* Start *

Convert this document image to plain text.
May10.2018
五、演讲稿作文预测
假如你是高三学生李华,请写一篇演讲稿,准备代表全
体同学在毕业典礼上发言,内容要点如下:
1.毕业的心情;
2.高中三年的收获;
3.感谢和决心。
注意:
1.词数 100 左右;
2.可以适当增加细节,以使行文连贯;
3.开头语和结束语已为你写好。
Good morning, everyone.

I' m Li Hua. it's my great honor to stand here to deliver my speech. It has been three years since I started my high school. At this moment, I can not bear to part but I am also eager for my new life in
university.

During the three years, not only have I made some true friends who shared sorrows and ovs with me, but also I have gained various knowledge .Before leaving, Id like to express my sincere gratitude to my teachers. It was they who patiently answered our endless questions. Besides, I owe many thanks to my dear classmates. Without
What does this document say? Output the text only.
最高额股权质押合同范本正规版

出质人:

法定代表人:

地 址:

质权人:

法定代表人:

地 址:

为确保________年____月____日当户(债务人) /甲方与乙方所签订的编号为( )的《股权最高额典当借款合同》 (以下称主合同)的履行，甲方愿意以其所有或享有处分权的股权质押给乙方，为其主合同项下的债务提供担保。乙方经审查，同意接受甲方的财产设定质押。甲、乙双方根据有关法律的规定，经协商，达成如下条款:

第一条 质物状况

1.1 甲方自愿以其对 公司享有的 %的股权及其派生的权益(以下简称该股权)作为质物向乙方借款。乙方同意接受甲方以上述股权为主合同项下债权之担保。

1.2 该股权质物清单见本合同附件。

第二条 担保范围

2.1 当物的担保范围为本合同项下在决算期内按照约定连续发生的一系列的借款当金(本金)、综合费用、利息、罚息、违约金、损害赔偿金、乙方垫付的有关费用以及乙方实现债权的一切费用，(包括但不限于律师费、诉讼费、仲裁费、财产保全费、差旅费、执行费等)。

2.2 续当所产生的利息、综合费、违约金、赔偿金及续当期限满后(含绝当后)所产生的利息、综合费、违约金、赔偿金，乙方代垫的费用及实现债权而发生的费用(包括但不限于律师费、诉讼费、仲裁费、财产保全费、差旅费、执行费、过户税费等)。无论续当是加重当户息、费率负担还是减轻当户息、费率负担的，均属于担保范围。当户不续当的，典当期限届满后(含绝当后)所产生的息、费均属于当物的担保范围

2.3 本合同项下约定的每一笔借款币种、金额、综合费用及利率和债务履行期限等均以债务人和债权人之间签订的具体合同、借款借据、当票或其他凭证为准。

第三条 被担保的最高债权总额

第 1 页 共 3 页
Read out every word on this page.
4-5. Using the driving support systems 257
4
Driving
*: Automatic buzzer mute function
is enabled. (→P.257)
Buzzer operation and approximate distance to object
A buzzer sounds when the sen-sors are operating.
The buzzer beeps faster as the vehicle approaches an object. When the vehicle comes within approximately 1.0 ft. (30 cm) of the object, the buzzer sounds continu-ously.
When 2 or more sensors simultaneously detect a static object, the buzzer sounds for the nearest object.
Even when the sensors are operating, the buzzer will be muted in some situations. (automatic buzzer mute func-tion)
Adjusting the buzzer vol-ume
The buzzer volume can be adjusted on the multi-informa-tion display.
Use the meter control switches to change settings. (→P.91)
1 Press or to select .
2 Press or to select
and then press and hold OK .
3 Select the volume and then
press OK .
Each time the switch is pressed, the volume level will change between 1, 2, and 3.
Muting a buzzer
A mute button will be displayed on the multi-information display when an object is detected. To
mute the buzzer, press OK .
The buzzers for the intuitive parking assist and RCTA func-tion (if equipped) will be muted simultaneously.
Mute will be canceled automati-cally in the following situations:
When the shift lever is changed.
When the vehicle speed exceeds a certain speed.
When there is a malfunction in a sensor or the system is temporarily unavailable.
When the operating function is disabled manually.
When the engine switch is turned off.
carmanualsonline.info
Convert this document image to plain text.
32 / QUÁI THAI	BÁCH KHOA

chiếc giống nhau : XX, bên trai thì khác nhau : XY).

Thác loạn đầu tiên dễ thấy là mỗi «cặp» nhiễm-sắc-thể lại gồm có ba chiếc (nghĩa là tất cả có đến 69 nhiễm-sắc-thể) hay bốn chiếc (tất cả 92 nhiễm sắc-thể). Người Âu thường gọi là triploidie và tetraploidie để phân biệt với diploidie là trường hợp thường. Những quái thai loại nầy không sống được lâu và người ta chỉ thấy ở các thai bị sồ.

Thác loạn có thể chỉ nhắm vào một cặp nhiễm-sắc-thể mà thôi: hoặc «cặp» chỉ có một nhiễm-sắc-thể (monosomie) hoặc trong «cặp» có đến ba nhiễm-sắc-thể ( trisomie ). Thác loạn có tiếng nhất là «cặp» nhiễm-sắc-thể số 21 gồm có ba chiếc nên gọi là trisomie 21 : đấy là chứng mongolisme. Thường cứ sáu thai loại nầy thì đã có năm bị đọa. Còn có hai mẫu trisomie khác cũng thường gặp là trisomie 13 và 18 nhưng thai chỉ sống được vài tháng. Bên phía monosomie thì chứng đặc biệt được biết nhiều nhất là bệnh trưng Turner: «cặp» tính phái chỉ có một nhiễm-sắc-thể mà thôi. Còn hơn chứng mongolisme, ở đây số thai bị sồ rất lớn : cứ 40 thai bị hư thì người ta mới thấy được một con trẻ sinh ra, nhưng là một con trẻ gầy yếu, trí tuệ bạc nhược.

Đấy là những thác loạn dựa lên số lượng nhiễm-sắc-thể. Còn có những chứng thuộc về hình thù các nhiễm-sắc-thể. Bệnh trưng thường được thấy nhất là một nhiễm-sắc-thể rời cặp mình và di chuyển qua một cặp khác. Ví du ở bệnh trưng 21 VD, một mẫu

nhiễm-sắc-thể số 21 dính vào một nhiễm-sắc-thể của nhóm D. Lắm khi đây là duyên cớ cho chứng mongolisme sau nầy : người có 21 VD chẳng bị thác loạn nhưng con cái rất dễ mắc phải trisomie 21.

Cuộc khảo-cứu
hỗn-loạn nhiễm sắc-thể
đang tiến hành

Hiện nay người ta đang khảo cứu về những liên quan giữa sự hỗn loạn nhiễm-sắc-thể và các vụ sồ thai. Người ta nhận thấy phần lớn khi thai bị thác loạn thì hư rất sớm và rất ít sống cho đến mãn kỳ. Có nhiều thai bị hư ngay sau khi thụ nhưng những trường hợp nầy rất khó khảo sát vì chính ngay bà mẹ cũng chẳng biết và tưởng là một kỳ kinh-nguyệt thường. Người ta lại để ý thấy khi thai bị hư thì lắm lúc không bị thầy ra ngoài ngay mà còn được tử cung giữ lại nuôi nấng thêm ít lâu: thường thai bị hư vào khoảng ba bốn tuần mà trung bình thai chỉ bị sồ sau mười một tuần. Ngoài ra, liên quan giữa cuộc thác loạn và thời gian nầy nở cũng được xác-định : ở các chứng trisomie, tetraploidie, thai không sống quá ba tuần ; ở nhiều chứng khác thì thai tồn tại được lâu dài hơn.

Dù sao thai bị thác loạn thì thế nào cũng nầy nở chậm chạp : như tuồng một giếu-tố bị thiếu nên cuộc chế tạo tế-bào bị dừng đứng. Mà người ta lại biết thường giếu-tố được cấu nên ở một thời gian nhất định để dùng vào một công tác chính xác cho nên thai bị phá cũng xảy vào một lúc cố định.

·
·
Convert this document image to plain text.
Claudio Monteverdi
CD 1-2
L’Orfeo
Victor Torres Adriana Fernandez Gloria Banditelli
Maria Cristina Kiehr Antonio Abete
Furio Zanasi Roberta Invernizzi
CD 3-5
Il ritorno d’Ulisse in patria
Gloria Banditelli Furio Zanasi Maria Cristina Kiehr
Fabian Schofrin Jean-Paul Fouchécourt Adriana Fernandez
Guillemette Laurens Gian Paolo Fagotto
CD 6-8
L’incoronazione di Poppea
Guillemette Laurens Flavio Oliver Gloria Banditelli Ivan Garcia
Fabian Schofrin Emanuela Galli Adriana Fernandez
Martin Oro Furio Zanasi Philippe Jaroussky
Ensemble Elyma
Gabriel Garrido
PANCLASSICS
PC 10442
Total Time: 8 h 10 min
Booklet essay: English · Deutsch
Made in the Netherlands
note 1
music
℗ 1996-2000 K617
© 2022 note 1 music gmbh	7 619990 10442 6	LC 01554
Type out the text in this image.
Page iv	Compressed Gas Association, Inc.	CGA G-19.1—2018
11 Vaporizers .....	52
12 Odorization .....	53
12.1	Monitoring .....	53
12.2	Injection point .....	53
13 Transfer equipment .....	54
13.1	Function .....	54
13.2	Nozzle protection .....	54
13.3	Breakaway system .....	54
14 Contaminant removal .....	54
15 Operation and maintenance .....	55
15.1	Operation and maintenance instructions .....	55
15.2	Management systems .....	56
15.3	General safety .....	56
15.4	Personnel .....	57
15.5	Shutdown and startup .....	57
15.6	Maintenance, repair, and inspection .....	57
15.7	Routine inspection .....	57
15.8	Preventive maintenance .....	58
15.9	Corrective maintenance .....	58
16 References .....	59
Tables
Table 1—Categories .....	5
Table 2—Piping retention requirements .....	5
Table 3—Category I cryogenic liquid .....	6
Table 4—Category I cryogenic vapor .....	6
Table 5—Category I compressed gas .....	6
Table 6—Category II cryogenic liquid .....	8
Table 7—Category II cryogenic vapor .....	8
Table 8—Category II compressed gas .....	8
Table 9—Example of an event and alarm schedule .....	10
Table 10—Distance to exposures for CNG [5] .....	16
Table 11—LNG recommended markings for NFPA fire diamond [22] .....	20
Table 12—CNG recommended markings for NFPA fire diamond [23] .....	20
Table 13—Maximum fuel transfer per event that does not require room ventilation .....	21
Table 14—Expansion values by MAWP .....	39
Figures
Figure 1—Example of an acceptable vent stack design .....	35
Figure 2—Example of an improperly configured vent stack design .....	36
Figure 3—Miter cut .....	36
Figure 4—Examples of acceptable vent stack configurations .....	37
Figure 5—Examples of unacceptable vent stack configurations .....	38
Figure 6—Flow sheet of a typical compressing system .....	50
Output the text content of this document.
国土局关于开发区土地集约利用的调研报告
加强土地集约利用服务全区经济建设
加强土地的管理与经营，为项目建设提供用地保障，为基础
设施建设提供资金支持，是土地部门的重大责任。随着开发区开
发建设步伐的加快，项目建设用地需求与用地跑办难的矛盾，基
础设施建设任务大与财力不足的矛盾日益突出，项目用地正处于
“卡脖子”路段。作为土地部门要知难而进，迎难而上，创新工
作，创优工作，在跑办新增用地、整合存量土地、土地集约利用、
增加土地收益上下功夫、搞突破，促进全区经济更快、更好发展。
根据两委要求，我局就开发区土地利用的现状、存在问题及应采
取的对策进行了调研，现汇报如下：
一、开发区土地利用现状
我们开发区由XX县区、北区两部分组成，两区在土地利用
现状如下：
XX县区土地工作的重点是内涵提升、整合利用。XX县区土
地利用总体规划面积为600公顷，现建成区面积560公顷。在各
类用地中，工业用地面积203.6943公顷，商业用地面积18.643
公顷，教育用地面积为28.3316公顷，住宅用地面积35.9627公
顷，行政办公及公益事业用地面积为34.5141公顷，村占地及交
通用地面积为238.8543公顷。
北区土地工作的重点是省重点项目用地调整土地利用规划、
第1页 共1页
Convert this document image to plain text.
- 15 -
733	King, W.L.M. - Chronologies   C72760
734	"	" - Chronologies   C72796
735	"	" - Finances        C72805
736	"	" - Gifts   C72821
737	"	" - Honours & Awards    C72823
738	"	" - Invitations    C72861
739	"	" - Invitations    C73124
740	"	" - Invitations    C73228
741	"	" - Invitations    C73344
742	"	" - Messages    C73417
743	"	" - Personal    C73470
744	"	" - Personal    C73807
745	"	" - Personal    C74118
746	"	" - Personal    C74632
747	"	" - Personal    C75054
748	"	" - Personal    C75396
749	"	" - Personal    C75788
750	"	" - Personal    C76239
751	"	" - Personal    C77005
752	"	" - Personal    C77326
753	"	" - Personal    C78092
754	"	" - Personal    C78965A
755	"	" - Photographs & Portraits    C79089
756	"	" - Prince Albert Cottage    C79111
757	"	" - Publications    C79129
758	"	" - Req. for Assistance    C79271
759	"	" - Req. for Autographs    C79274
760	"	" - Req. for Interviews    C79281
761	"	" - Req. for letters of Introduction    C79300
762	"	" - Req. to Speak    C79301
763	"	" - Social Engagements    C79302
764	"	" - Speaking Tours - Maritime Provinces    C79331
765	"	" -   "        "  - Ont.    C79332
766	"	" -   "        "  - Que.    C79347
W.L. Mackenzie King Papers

* End *

_WHAT YOU NEED TO DO_
Look through the entries above; copy every line holding the string "simultaneously".

_RESPONSE TO THIS TASK_
When 2 or more sensors simultaneously detect a static object, the buzzer sounds for the nearest object.
The buzzers for the intuitive parking assist and RCTA func-tion (if equipped) will be muted simultaneously.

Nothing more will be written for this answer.